> **WHAT NEEDS TO BE DONE**
Output a single figure: the number of lines in which the word "circle" appears.

> **PROVIDED DATA**

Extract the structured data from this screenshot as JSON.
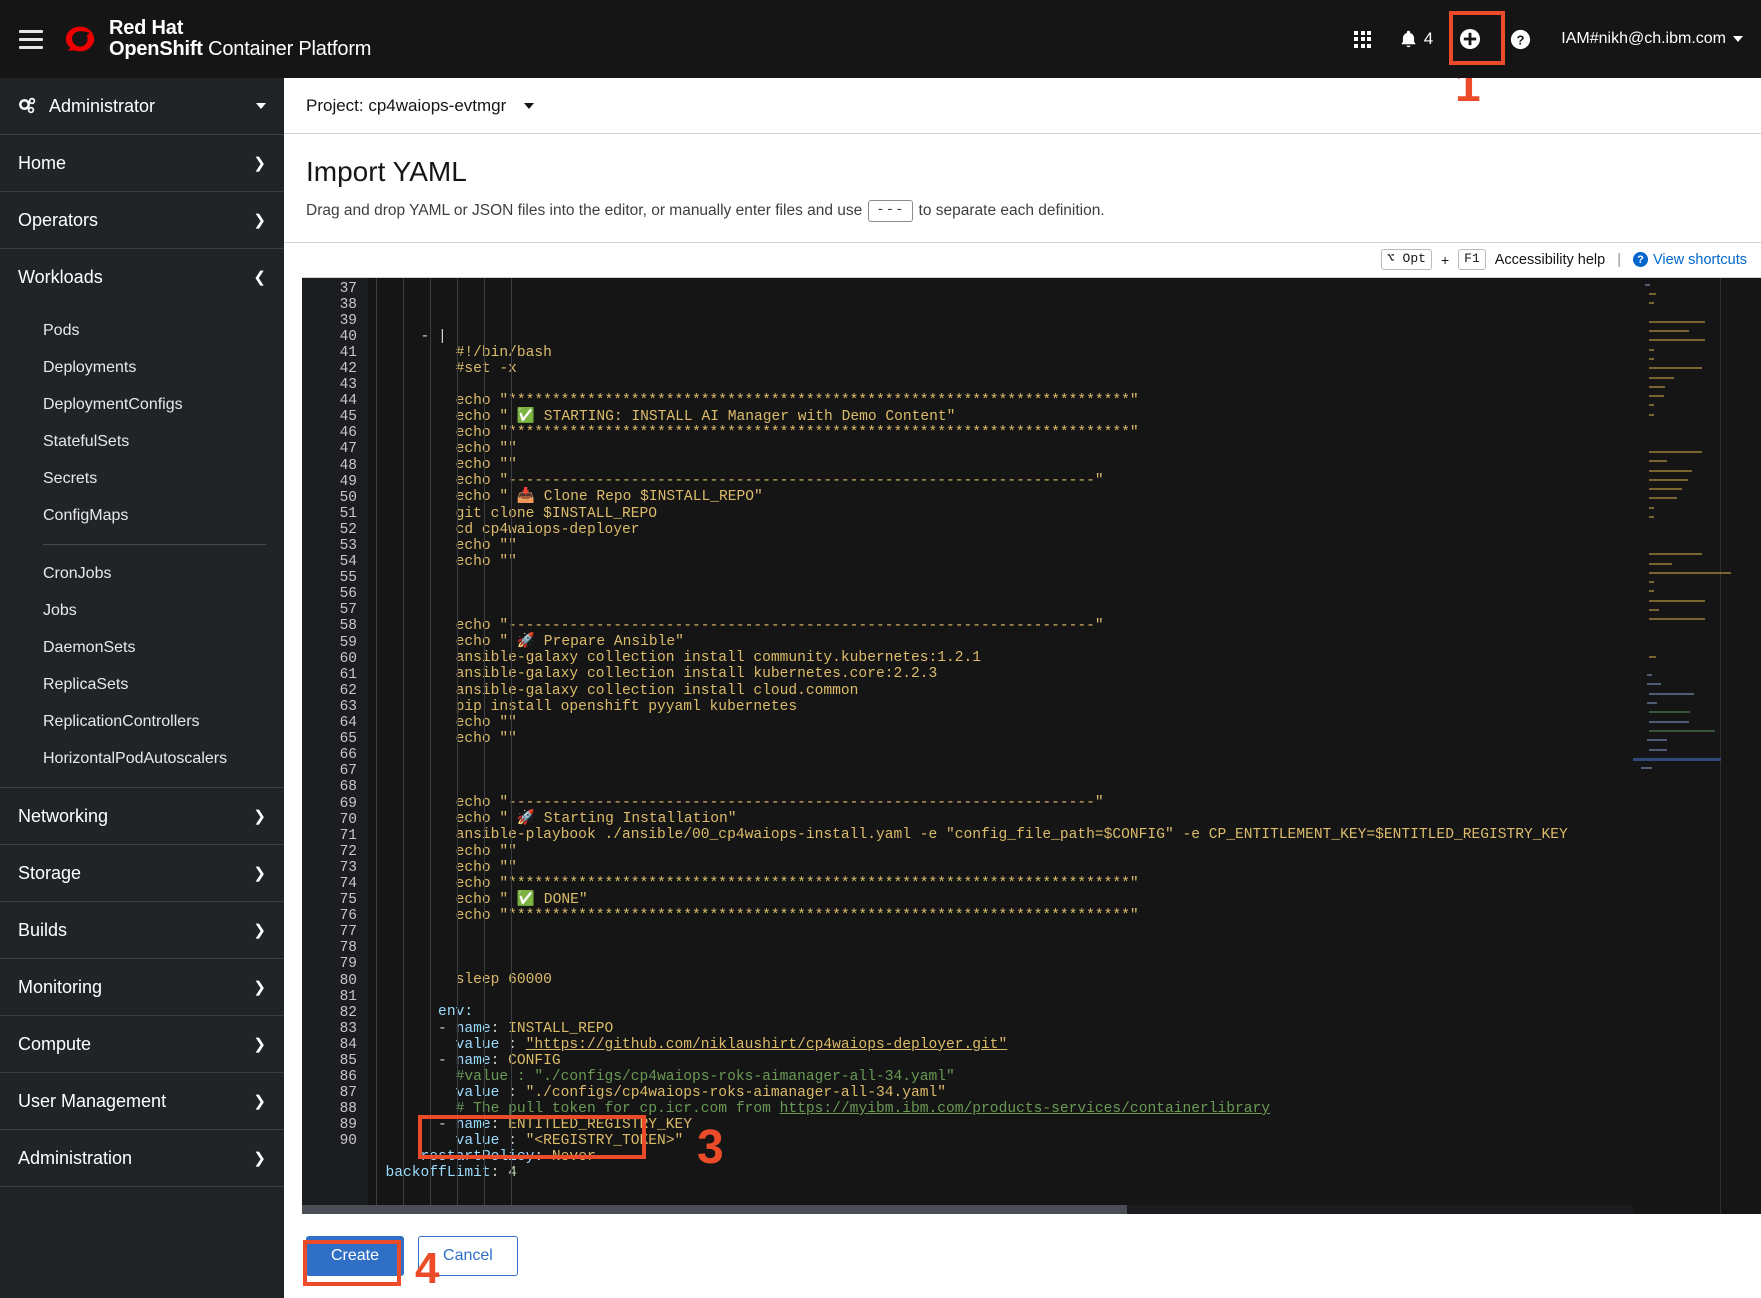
{
  "masthead": {
    "menu_icon": "hamburger-menu-icon",
    "brand_line1": "Red Hat",
    "brand_line2_bold": "OpenShift",
    "brand_line2_rest": " Container Platform",
    "apps_icon": "grid-apps-icon",
    "bell_icon": "bell-icon",
    "notification_count": "4",
    "plus_icon": "plus-circle-icon",
    "help_icon": "question-circle-icon",
    "username": "IAM#nikh@ch.ibm.com"
  },
  "annotations": [
    {
      "number": "1",
      "target": "plus-circle-icon"
    },
    {
      "number": "3",
      "target": "entitled-registry-key-lines"
    },
    {
      "number": "4",
      "target": "create-button"
    }
  ],
  "sidebar": {
    "perspective": "Administrator",
    "groups": [
      {
        "label": "Home",
        "expanded": false
      },
      {
        "label": "Operators",
        "expanded": false
      },
      {
        "label": "Workloads",
        "expanded": true
      }
    ],
    "workloads_items_top": [
      "Pods",
      "Deployments",
      "DeploymentConfigs",
      "StatefulSets",
      "Secrets",
      "ConfigMaps"
    ],
    "workloads_items_bottom": [
      "CronJobs",
      "Jobs",
      "DaemonSets",
      "ReplicaSets",
      "ReplicationControllers",
      "HorizontalPodAutoscalers"
    ],
    "groups_lower": [
      {
        "label": "Networking"
      },
      {
        "label": "Storage"
      },
      {
        "label": "Builds"
      },
      {
        "label": "Monitoring"
      },
      {
        "label": "Compute"
      },
      {
        "label": "User Management"
      },
      {
        "label": "Administration"
      }
    ]
  },
  "project_bar": {
    "label": "Project: cp4waiops-evtmgr"
  },
  "page": {
    "title": "Import YAML",
    "subtitle_before": "Drag and drop YAML or JSON files into the editor, or manually enter files and use",
    "subtitle_chip": "---",
    "subtitle_after": "to separate each definition."
  },
  "editor_toolbar": {
    "key_opt": "⌥ Opt",
    "plus": "+",
    "key_f1": "F1",
    "accessibility_label": "Accessibility help",
    "separator": "|",
    "shortcuts_label": "View shortcuts",
    "help_icon": "question-circle-icon"
  },
  "editor": {
    "first_line_number": 37,
    "lines": [
      {
        "n": 37,
        "tokens": [
          {
            "t": "      - |",
            "c": "s-plain"
          }
        ]
      },
      {
        "n": 38,
        "tokens": [
          {
            "t": "          #!/bin/bash",
            "c": "s-yellow"
          }
        ]
      },
      {
        "n": 39,
        "tokens": [
          {
            "t": "          #set -x",
            "c": "s-yellow"
          }
        ]
      },
      {
        "n": 40,
        "tokens": [
          {
            "t": "",
            "c": "s-plain"
          }
        ]
      },
      {
        "n": 41,
        "tokens": [
          {
            "t": "          echo \"***********************************************************************\"",
            "c": "s-yellow"
          }
        ]
      },
      {
        "n": 42,
        "tokens": [
          {
            "t": "          echo \" ✅ STARTING: INSTALL AI Manager with Demo Content\"",
            "c": "s-yellow"
          }
        ]
      },
      {
        "n": 43,
        "tokens": [
          {
            "t": "          echo \"***********************************************************************\"",
            "c": "s-yellow"
          }
        ]
      },
      {
        "n": 44,
        "tokens": [
          {
            "t": "          echo \"\"",
            "c": "s-yellow"
          }
        ]
      },
      {
        "n": 45,
        "tokens": [
          {
            "t": "          echo \"\"",
            "c": "s-yellow"
          }
        ]
      },
      {
        "n": 46,
        "tokens": [
          {
            "t": "          echo \"-------------------------------------------------------------------\"",
            "c": "s-yellow"
          }
        ]
      },
      {
        "n": 47,
        "tokens": [
          {
            "t": "          echo \" 📥 Clone Repo $INSTALL_REPO\"",
            "c": "s-yellow"
          }
        ]
      },
      {
        "n": 48,
        "tokens": [
          {
            "t": "          git clone $INSTALL_REPO",
            "c": "s-yellow"
          }
        ]
      },
      {
        "n": 49,
        "tokens": [
          {
            "t": "          cd cp4waiops-deployer",
            "c": "s-yellow"
          }
        ]
      },
      {
        "n": 50,
        "tokens": [
          {
            "t": "          echo \"\"",
            "c": "s-yellow"
          }
        ]
      },
      {
        "n": 51,
        "tokens": [
          {
            "t": "          echo \"\"",
            "c": "s-yellow"
          }
        ]
      },
      {
        "n": 52,
        "tokens": [
          {
            "t": "",
            "c": "s-plain"
          }
        ]
      },
      {
        "n": 53,
        "tokens": [
          {
            "t": "",
            "c": "s-plain"
          }
        ]
      },
      {
        "n": 54,
        "tokens": [
          {
            "t": "",
            "c": "s-plain"
          }
        ]
      },
      {
        "n": 55,
        "tokens": [
          {
            "t": "          echo \"-------------------------------------------------------------------\"",
            "c": "s-yellow"
          }
        ]
      },
      {
        "n": 56,
        "tokens": [
          {
            "t": "          echo \" 🚀 Prepare Ansible\"",
            "c": "s-yellow"
          }
        ]
      },
      {
        "n": 57,
        "tokens": [
          {
            "t": "          ansible-galaxy collection install community.kubernetes:1.2.1",
            "c": "s-yellow"
          }
        ]
      },
      {
        "n": 58,
        "tokens": [
          {
            "t": "          ansible-galaxy collection install kubernetes.core:2.2.3",
            "c": "s-yellow"
          }
        ]
      },
      {
        "n": 59,
        "tokens": [
          {
            "t": "          ansible-galaxy collection install cloud.common",
            "c": "s-yellow"
          }
        ]
      },
      {
        "n": 60,
        "tokens": [
          {
            "t": "          pip install openshift pyyaml kubernetes",
            "c": "s-yellow"
          }
        ]
      },
      {
        "n": 61,
        "tokens": [
          {
            "t": "          echo \"\"",
            "c": "s-yellow"
          }
        ]
      },
      {
        "n": 62,
        "tokens": [
          {
            "t": "          echo \"\"",
            "c": "s-yellow"
          }
        ]
      },
      {
        "n": 63,
        "tokens": [
          {
            "t": "",
            "c": "s-plain"
          }
        ]
      },
      {
        "n": 64,
        "tokens": [
          {
            "t": "",
            "c": "s-plain"
          }
        ]
      },
      {
        "n": 65,
        "tokens": [
          {
            "t": "",
            "c": "s-plain"
          }
        ]
      },
      {
        "n": 66,
        "tokens": [
          {
            "t": "          echo \"-------------------------------------------------------------------\"",
            "c": "s-yellow"
          }
        ]
      },
      {
        "n": 67,
        "tokens": [
          {
            "t": "          echo \" 🚀 Starting Installation\"",
            "c": "s-yellow"
          }
        ]
      },
      {
        "n": 68,
        "tokens": [
          {
            "t": "          ansible-playbook ./ansible/00_cp4waiops-install.yaml -e \"config_file_path=$CONFIG\" -e CP_ENTITLEMENT_KEY=$ENTITLED_REGISTRY_KEY",
            "c": "s-yellow"
          }
        ]
      },
      {
        "n": 69,
        "tokens": [
          {
            "t": "          echo \"\"",
            "c": "s-yellow"
          }
        ]
      },
      {
        "n": 70,
        "tokens": [
          {
            "t": "          echo \"\"",
            "c": "s-yellow"
          }
        ]
      },
      {
        "n": 71,
        "tokens": [
          {
            "t": "          echo \"***********************************************************************\"",
            "c": "s-yellow"
          }
        ]
      },
      {
        "n": 72,
        "tokens": [
          {
            "t": "          echo \" ✅ DONE\"",
            "c": "s-yellow"
          }
        ]
      },
      {
        "n": 73,
        "tokens": [
          {
            "t": "          echo \"***********************************************************************\"",
            "c": "s-yellow"
          }
        ]
      },
      {
        "n": 74,
        "tokens": [
          {
            "t": "",
            "c": "s-plain"
          }
        ]
      },
      {
        "n": 75,
        "tokens": [
          {
            "t": "",
            "c": "s-plain"
          }
        ]
      },
      {
        "n": 76,
        "tokens": [
          {
            "t": "",
            "c": "s-plain"
          }
        ]
      },
      {
        "n": 77,
        "tokens": [
          {
            "t": "          sleep 60000",
            "c": "s-yellow"
          }
        ]
      },
      {
        "n": 78,
        "tokens": [
          {
            "t": "",
            "c": "s-plain"
          }
        ]
      },
      {
        "n": 79,
        "tokens": [
          {
            "t": "        env:",
            "c": "s-key"
          }
        ]
      },
      {
        "n": 80,
        "tokens": [
          {
            "t": "        - ",
            "c": "s-plain"
          },
          {
            "t": "name",
            "c": "s-key"
          },
          {
            "t": ": ",
            "c": "s-plain"
          },
          {
            "t": "INSTALL_REPO",
            "c": "s-yellow"
          }
        ]
      },
      {
        "n": 81,
        "tokens": [
          {
            "t": "          ",
            "c": "s-plain"
          },
          {
            "t": "value ",
            "c": "s-key"
          },
          {
            "t": ": ",
            "c": "s-plain"
          },
          {
            "t": "\"https://github.com/niklaushirt/cp4waiops-deployer.git\"",
            "c": "s-link"
          }
        ]
      },
      {
        "n": 82,
        "tokens": [
          {
            "t": "        - ",
            "c": "s-plain"
          },
          {
            "t": "name",
            "c": "s-key"
          },
          {
            "t": ": ",
            "c": "s-plain"
          },
          {
            "t": "CONFIG",
            "c": "s-yellow"
          }
        ]
      },
      {
        "n": 83,
        "tokens": [
          {
            "t": "          #value : \"./configs/cp4waiops-roks-aimanager-all-34.yaml\"",
            "c": "s-comment"
          }
        ]
      },
      {
        "n": 84,
        "tokens": [
          {
            "t": "          ",
            "c": "s-plain"
          },
          {
            "t": "value ",
            "c": "s-key"
          },
          {
            "t": ": ",
            "c": "s-plain"
          },
          {
            "t": "\"./configs/cp4waiops-roks-aimanager-all-34.yaml\"",
            "c": "s-yellow"
          }
        ]
      },
      {
        "n": 85,
        "tokens": [
          {
            "t": "          # The pull token for cp.icr.com from ",
            "c": "s-comment"
          },
          {
            "t": "https://myibm.ibm.com/products-services/containerlibrary",
            "c": "s-link-g"
          }
        ]
      },
      {
        "n": 86,
        "tokens": [
          {
            "t": "        - ",
            "c": "s-plain"
          },
          {
            "t": "name",
            "c": "s-key"
          },
          {
            "t": ": ",
            "c": "s-plain"
          },
          {
            "t": "ENTITLED_REGISTRY_KEY",
            "c": "s-yellow"
          }
        ]
      },
      {
        "n": 87,
        "tokens": [
          {
            "t": "          ",
            "c": "s-plain"
          },
          {
            "t": "value ",
            "c": "s-key"
          },
          {
            "t": ": ",
            "c": "s-plain"
          },
          {
            "t": "\"<REGISTRY_TOKEN>\"",
            "c": "s-yellow"
          }
        ]
      },
      {
        "n": 88,
        "tokens": [
          {
            "t": "      ",
            "c": "s-plain"
          },
          {
            "t": "restartPolicy",
            "c": "s-key"
          },
          {
            "t": ": ",
            "c": "s-plain"
          },
          {
            "t": "Never",
            "c": "s-yellow"
          }
        ]
      },
      {
        "n": 89,
        "tokens": [
          {
            "t": "  ",
            "c": "s-plain"
          },
          {
            "t": "backoffLimit",
            "c": "s-key"
          },
          {
            "t": ": ",
            "c": "s-plain"
          },
          {
            "t": "4",
            "c": "s-num"
          }
        ]
      },
      {
        "n": 90,
        "tokens": [
          {
            "t": "",
            "c": "s-plain"
          }
        ]
      }
    ]
  },
  "footer": {
    "create_label": "Create",
    "cancel_label": "Cancel"
  }
}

> **ANSWER TO THE EXERCISE**
4